## Written problem
Single out each line with the word "name" and copy it.

-- Begin --

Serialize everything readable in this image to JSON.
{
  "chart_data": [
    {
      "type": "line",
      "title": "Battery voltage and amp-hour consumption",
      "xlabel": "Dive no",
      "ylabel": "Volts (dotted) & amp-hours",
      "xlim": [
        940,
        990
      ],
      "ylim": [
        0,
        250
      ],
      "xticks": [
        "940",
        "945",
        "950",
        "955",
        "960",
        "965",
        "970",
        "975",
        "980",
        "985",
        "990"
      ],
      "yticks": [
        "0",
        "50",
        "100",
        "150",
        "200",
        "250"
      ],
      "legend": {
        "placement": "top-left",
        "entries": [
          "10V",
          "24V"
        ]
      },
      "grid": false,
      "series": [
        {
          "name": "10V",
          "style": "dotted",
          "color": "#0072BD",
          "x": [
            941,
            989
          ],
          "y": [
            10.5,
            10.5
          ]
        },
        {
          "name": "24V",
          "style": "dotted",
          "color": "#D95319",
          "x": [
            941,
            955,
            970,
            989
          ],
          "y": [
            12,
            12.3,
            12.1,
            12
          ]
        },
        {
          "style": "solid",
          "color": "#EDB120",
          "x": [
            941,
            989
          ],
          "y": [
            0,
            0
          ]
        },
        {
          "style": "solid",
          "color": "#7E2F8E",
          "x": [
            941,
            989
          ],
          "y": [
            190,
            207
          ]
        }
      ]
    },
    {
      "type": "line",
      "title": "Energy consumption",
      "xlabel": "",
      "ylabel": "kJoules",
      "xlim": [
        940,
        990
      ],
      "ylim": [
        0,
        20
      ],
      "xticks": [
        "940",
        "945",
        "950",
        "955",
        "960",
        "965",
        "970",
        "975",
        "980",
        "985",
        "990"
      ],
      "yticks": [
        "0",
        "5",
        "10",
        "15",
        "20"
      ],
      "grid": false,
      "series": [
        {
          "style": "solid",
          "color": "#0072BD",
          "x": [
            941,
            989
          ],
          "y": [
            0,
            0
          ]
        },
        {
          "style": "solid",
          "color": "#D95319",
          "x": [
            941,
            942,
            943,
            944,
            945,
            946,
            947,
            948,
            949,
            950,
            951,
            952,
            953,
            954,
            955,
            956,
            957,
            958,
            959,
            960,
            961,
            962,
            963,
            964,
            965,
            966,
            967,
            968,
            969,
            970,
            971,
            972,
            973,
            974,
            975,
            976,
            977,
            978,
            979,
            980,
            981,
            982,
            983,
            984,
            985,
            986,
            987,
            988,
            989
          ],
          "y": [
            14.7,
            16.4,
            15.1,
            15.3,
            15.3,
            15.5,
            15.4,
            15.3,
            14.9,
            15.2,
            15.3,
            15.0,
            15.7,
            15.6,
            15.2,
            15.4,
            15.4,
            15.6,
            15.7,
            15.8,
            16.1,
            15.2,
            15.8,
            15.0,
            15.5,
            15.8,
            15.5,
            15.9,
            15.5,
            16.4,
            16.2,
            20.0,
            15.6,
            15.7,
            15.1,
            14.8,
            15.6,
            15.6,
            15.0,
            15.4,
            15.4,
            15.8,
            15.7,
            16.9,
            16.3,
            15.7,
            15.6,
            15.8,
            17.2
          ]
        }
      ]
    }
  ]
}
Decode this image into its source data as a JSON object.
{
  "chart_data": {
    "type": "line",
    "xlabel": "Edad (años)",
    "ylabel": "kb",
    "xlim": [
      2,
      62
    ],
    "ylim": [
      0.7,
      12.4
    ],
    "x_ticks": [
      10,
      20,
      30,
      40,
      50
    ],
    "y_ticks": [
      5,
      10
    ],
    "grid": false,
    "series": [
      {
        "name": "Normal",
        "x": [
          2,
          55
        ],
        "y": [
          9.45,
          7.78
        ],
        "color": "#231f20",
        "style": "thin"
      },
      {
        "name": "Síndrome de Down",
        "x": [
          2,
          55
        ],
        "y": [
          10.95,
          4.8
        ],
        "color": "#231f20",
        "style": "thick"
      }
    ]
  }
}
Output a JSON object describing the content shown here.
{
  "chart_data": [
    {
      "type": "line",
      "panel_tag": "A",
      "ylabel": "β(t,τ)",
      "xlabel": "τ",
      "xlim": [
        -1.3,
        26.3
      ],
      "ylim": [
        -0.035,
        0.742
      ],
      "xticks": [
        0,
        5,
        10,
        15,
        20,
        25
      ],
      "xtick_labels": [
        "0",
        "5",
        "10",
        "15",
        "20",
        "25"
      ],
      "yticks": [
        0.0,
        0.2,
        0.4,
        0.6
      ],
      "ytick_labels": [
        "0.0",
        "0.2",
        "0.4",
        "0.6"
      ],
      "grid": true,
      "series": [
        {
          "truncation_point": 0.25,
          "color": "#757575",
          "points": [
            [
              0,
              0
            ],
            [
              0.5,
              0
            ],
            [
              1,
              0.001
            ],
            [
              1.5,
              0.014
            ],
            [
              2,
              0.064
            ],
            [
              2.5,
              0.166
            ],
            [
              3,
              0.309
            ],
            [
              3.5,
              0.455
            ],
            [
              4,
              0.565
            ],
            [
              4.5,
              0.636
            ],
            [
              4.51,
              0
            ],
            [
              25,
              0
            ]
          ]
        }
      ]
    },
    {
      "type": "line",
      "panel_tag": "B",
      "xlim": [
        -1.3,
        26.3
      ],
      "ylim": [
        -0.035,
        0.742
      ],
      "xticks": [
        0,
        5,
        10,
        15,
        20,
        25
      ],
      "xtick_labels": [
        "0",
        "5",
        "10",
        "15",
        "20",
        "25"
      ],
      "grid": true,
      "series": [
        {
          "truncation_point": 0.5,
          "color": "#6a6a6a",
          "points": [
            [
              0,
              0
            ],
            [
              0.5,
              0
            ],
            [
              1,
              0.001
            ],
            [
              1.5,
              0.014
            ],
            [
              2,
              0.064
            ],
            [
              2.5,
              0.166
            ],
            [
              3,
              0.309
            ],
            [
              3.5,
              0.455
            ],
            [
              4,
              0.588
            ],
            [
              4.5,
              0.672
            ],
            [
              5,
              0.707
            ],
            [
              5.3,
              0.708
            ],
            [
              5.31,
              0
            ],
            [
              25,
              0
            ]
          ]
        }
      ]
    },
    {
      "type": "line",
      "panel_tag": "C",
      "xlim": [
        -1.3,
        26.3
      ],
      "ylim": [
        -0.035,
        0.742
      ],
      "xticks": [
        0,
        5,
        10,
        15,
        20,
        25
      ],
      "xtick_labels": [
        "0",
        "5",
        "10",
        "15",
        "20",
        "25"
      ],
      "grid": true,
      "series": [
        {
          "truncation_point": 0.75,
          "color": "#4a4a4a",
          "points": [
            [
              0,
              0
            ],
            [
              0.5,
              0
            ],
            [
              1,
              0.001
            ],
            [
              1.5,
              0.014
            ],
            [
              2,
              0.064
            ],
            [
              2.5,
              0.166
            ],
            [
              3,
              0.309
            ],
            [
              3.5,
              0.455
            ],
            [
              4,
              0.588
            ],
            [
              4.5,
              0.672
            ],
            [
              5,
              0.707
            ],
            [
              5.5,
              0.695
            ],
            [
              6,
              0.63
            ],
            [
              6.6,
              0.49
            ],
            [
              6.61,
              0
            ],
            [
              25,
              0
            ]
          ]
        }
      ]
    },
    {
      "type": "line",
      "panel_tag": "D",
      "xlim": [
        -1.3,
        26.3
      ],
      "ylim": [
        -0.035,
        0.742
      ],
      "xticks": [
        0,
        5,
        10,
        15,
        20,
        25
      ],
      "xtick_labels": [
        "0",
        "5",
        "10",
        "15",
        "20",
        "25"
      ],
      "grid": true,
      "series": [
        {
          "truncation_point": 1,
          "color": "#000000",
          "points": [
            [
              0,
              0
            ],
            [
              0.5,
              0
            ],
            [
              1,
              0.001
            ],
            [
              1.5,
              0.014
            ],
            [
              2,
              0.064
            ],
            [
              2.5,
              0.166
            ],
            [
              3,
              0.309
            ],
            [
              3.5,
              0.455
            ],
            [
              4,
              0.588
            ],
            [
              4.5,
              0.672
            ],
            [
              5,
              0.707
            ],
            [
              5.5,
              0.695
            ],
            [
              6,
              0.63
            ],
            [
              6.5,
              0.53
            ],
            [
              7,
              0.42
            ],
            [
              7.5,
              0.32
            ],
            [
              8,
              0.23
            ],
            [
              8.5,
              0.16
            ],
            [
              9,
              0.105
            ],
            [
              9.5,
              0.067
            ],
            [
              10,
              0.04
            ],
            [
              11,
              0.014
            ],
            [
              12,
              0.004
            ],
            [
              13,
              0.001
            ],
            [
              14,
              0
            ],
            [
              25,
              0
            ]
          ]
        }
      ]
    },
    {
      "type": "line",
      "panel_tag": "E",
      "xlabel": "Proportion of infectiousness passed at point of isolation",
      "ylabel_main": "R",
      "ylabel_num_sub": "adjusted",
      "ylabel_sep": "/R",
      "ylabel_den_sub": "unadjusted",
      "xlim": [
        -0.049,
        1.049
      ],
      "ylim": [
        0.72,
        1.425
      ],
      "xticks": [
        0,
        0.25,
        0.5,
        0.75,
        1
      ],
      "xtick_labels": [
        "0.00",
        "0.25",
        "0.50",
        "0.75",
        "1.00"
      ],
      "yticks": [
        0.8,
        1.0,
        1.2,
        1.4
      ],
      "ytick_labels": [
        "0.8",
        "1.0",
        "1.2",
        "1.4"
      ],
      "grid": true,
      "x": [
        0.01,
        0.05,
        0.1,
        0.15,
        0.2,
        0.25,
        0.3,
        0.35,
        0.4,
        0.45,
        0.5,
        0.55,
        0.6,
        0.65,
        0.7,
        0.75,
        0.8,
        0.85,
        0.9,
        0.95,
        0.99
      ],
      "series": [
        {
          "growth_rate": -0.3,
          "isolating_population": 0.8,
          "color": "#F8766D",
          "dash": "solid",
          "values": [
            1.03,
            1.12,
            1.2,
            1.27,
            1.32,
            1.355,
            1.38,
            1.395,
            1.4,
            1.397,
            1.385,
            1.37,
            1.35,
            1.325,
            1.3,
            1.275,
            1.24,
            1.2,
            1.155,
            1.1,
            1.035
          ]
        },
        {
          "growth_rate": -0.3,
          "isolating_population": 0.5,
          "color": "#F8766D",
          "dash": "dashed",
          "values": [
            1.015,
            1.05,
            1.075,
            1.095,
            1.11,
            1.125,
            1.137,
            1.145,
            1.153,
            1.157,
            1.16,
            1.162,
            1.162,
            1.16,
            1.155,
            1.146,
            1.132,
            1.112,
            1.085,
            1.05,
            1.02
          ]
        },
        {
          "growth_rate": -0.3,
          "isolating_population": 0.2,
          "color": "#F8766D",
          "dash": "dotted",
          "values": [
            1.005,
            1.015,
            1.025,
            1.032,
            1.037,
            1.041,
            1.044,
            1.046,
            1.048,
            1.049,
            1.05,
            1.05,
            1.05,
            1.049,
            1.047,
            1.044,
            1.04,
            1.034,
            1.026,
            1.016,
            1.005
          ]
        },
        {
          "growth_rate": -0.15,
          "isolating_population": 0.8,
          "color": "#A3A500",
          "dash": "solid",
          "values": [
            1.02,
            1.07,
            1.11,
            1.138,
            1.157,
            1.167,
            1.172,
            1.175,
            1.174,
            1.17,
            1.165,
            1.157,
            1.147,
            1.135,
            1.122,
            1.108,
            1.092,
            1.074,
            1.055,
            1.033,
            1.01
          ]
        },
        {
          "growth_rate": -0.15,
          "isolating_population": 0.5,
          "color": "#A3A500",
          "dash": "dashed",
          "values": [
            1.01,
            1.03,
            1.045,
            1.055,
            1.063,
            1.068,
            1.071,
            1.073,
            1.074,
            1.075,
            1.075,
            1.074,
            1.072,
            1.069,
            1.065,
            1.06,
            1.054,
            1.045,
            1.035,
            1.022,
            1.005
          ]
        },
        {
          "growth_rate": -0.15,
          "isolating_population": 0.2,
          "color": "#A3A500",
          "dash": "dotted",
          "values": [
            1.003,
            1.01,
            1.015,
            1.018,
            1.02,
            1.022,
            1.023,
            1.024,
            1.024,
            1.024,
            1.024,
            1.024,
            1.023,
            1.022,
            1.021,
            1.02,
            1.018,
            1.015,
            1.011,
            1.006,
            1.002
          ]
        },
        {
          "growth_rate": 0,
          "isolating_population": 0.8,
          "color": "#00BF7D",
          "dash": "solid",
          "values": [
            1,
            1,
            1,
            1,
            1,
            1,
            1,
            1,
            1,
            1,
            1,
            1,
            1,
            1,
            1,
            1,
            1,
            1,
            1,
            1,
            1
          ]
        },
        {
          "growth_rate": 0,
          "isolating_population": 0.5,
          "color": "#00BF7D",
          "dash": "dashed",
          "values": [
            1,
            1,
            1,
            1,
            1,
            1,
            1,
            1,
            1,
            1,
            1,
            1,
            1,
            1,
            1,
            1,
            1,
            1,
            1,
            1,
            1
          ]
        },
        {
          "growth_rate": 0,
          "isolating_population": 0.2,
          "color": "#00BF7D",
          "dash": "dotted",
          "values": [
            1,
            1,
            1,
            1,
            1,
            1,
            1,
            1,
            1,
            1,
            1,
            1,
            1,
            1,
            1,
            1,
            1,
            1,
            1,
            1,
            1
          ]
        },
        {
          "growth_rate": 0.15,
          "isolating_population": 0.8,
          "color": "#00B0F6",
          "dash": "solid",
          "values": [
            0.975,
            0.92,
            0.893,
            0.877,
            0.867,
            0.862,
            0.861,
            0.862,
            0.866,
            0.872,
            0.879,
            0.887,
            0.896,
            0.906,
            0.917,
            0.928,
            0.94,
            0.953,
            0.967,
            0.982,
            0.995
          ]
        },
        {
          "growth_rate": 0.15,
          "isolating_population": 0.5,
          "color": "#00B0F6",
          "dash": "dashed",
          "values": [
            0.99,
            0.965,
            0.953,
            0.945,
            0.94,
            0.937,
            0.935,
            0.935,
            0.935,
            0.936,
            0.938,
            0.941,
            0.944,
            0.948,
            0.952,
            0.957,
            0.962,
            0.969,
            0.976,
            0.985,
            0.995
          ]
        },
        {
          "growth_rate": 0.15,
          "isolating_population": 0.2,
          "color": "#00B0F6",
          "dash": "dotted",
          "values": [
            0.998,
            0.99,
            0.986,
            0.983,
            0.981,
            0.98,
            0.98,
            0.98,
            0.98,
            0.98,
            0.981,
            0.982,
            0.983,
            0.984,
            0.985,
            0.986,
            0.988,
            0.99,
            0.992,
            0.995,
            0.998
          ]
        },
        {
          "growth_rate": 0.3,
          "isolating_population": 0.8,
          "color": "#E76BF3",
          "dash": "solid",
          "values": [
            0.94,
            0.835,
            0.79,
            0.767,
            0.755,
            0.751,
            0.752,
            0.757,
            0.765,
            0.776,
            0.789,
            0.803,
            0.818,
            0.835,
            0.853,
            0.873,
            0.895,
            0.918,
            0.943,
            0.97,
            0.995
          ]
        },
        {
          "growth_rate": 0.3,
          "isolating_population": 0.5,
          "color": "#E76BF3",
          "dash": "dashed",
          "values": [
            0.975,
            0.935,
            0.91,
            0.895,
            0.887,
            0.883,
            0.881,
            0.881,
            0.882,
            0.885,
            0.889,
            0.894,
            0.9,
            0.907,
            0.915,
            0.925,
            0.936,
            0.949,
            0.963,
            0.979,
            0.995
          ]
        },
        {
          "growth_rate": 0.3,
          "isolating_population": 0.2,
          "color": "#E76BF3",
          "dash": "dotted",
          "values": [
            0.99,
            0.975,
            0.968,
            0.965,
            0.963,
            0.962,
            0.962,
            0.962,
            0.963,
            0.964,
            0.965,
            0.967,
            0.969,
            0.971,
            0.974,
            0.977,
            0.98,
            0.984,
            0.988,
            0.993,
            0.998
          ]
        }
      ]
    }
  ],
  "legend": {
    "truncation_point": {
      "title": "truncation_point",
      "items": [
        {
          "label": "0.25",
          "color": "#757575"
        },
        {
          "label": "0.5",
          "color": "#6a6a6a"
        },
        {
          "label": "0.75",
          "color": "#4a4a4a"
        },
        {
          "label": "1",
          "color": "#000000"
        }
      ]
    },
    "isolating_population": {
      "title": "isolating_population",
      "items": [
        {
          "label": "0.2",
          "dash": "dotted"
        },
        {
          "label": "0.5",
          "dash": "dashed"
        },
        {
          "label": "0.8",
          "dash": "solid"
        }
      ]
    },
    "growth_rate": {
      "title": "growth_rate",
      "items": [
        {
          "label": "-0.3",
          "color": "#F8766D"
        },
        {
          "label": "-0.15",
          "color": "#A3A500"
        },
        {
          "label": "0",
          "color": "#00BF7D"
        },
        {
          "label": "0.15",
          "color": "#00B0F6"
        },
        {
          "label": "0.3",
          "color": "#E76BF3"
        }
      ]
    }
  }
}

-- End --

## Full output
          "name": "10V",
          "name": "24V",
        "name": "Normal",
        "name": "Síndrome de Down",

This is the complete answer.